-- begin STORED RECORDS --

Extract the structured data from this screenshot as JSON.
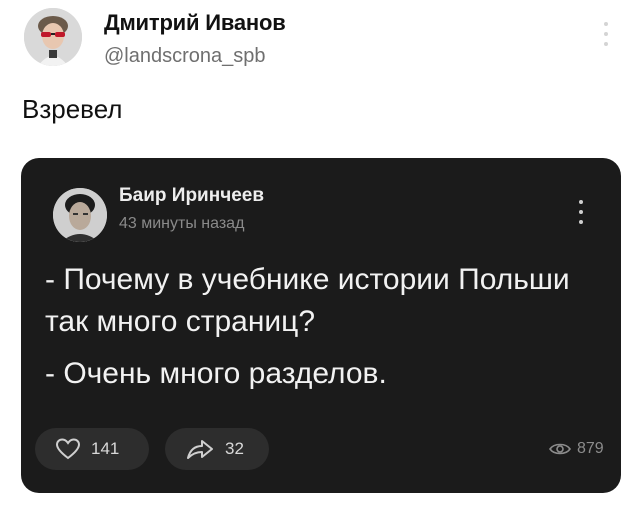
{
  "author": {
    "name": "Дмитрий Иванов",
    "handle": "@landscrona_spb"
  },
  "tweet": {
    "text": "Взревел"
  },
  "embedded_post": {
    "author_name": "Баир Иринчеев",
    "time": "43 минуты назад",
    "lines": [
      "- Почему в учебнике истории Польши так много страниц?",
      "- Очень много разделов."
    ],
    "likes": "141",
    "shares": "32",
    "views": "879"
  },
  "icons": {
    "more": "vertical-dots-icon",
    "like": "heart-icon",
    "share": "share-arrow-icon",
    "views": "eye-icon"
  },
  "colors": {
    "card_bg": "#1b1b1b",
    "page_bg": "#ffffff",
    "button_bg": "#2d2d2d"
  }
}
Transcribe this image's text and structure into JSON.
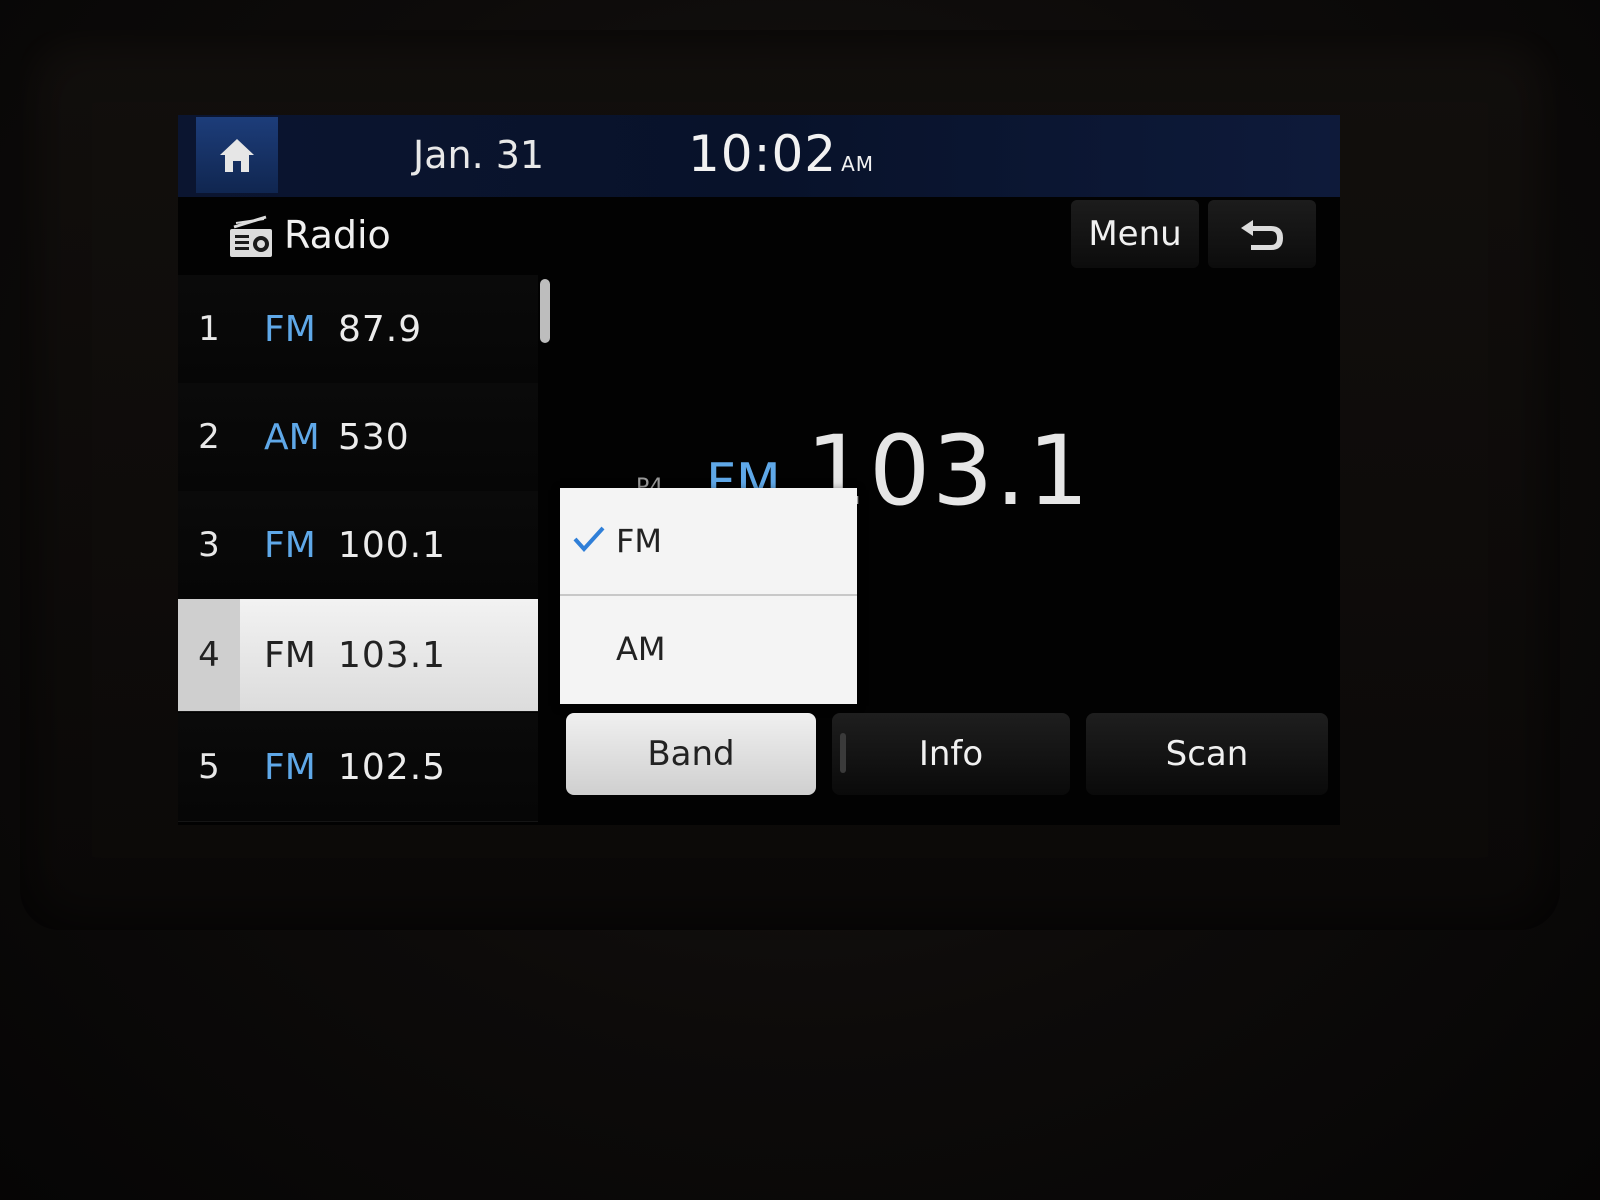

-- end STORED RECORDS --

*INSTRUCTION:*
Transcribe all the data word for word; the images stay out.

*SOLUTION TO THIS PROBLEM:*
Extract the structured data from this screenshot as JSON.
{
  "author": {
    "name": "Дмитрий Иванов",
    "handle": "@landscrona_spb"
  },
  "tweet": {
    "text": "Взревел"
  },
  "embedded_post": {
    "author_name": "Баир Иринчеев",
    "time": "43 минуты назад",
    "lines": [
      "- Почему в учебнике истории Польши так много страниц?",
      "- Очень много разделов."
    ],
    "likes": "141",
    "shares": "32",
    "views": "879"
  },
  "icons": {
    "more": "vertical-dots-icon",
    "like": "heart-icon",
    "share": "share-arrow-icon",
    "views": "eye-icon"
  },
  "colors": {
    "card_bg": "#1b1b1b",
    "page_bg": "#ffffff",
    "button_bg": "#2d2d2d"
  }
}
Transcribe this image's text and structure into JSON.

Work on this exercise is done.